#### Data excerpts
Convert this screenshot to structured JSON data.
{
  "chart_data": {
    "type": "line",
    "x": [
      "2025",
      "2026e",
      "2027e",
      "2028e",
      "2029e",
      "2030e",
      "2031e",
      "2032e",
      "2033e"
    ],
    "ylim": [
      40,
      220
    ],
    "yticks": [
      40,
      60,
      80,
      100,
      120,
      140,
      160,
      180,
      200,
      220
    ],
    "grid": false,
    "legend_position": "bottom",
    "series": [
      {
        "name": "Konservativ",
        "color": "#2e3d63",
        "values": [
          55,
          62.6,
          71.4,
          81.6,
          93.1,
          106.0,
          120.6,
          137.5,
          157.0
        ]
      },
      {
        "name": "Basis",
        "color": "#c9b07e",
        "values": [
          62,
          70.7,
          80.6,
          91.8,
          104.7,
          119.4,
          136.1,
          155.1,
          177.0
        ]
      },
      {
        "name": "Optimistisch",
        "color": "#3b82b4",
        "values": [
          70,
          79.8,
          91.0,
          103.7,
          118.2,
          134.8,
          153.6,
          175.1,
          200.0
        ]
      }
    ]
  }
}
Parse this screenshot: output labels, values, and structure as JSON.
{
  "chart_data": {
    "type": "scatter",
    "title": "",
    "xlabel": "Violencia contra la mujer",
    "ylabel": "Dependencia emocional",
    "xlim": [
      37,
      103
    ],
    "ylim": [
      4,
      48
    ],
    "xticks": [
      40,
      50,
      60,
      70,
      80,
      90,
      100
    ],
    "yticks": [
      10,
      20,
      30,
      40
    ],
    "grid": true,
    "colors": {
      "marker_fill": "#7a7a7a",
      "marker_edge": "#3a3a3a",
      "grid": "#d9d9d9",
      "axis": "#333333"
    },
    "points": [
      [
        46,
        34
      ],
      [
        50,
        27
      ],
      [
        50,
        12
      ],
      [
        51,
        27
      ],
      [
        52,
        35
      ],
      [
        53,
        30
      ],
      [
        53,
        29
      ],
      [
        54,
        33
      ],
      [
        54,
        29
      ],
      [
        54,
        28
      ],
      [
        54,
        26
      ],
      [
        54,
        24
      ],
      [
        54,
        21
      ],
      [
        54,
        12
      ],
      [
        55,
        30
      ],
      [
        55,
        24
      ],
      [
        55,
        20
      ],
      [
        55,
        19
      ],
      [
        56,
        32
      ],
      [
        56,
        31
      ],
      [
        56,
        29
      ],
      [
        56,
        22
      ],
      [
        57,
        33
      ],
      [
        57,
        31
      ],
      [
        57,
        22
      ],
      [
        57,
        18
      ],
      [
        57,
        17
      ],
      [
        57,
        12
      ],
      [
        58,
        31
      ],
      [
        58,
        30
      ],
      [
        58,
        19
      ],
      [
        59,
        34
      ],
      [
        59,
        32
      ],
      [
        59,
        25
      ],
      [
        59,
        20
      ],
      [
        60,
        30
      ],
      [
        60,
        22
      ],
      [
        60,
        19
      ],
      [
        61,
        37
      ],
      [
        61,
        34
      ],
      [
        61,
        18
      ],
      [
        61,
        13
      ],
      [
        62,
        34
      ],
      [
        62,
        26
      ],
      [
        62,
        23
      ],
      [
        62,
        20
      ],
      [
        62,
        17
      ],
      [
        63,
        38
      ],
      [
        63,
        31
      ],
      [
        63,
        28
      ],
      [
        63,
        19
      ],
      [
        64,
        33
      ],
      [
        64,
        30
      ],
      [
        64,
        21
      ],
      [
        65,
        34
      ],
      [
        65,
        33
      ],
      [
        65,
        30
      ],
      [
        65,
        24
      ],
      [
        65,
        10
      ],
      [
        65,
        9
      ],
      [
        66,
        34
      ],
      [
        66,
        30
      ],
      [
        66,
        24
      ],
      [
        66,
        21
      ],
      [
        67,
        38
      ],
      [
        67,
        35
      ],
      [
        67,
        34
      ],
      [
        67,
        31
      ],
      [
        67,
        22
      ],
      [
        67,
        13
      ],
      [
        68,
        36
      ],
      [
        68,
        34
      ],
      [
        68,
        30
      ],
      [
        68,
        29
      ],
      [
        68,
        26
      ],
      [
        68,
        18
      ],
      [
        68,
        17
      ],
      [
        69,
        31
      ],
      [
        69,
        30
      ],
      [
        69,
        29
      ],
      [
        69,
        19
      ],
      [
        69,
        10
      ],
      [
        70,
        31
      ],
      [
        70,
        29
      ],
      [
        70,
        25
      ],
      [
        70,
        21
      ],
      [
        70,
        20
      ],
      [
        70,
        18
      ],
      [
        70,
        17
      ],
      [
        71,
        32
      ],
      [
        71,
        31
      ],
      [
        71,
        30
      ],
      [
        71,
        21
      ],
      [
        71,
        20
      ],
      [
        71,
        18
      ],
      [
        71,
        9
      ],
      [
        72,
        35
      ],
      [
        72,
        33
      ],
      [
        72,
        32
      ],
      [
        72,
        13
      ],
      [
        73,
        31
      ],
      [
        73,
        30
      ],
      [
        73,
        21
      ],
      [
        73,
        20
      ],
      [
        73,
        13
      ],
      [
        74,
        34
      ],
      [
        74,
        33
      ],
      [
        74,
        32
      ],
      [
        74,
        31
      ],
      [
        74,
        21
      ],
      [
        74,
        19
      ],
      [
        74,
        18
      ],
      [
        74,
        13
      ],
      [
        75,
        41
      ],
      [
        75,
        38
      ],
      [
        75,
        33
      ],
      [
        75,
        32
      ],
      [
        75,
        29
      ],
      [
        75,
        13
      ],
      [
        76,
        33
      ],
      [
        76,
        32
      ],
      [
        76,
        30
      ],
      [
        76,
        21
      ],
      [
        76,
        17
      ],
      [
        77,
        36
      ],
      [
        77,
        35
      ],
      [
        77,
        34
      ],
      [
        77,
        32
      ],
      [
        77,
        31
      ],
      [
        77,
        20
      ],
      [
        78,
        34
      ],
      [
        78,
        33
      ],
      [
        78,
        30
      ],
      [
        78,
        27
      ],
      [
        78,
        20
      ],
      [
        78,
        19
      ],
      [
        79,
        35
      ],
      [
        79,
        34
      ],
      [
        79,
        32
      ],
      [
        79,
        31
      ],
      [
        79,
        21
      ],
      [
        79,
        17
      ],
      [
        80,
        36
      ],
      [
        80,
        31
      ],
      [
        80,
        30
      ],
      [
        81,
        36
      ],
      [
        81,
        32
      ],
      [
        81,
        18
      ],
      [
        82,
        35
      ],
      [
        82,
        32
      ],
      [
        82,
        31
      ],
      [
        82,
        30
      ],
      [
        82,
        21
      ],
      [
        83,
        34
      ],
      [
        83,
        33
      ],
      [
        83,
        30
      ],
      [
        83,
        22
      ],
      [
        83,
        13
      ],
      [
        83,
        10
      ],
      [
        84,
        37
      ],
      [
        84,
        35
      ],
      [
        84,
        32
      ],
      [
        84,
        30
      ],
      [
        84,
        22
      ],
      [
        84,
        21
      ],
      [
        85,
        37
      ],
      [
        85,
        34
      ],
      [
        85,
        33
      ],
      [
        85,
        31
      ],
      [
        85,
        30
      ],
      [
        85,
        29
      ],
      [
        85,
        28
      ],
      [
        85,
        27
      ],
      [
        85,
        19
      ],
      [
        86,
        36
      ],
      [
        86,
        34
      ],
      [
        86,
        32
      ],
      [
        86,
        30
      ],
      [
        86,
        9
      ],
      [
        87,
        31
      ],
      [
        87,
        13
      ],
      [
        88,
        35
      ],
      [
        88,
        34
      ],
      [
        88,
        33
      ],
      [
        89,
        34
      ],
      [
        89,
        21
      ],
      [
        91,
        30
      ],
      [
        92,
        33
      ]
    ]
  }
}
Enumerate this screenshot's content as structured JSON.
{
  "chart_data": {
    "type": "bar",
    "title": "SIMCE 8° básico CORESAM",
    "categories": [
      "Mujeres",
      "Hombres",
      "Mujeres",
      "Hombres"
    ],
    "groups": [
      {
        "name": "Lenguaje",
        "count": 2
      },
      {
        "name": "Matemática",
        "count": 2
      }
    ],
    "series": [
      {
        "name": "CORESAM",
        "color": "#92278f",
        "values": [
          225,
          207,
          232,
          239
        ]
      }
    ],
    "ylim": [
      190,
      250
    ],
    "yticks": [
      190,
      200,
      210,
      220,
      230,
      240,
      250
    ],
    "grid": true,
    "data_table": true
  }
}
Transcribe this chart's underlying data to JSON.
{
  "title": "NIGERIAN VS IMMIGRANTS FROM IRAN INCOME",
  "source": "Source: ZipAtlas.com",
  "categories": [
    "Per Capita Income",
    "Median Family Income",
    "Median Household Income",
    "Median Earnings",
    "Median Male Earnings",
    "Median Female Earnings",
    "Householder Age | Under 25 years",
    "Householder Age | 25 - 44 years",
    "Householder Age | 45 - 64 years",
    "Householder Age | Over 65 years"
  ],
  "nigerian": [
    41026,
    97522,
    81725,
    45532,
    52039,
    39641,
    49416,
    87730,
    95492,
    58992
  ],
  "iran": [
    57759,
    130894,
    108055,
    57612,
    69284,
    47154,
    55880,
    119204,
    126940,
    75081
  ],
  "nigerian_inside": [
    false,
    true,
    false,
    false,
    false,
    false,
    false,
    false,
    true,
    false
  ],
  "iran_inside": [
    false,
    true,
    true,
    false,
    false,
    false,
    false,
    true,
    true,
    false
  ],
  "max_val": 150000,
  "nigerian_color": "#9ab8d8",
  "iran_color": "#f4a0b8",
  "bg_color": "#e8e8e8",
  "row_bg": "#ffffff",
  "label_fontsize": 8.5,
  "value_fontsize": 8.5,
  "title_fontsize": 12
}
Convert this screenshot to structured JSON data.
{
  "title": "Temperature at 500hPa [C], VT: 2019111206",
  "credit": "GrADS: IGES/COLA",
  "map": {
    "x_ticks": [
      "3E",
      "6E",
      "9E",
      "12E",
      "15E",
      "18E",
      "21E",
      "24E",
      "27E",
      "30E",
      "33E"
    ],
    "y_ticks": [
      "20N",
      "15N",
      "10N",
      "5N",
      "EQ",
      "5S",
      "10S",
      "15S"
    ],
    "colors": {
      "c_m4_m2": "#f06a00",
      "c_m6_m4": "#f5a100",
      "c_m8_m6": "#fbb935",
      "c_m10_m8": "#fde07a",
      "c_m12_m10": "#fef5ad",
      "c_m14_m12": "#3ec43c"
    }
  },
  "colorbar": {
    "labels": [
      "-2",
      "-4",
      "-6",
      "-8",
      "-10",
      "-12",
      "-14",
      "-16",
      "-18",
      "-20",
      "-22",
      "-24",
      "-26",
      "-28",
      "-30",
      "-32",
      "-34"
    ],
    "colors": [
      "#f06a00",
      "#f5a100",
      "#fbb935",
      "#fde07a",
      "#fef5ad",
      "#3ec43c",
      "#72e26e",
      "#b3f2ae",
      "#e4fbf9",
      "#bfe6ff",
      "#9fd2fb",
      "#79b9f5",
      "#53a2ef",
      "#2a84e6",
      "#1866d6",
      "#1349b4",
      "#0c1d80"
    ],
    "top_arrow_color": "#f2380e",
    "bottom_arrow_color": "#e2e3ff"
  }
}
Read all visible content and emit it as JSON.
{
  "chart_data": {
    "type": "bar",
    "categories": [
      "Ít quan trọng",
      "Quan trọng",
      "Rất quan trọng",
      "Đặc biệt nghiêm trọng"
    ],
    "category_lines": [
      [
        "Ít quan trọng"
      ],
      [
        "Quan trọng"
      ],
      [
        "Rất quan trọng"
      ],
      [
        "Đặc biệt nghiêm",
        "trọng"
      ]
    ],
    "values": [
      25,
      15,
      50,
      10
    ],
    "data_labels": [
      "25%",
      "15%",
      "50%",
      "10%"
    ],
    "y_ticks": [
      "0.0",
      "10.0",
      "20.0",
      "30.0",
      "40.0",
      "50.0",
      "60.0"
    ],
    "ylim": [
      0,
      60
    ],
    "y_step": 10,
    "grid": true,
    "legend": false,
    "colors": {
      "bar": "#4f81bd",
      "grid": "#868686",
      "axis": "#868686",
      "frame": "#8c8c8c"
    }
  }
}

#### What is expected
Write out every line of the data that holds the word "biệt".

#### Final answer
      "Đặc biệt nghiêm trọng"
        "Đặc biệt nghiêm",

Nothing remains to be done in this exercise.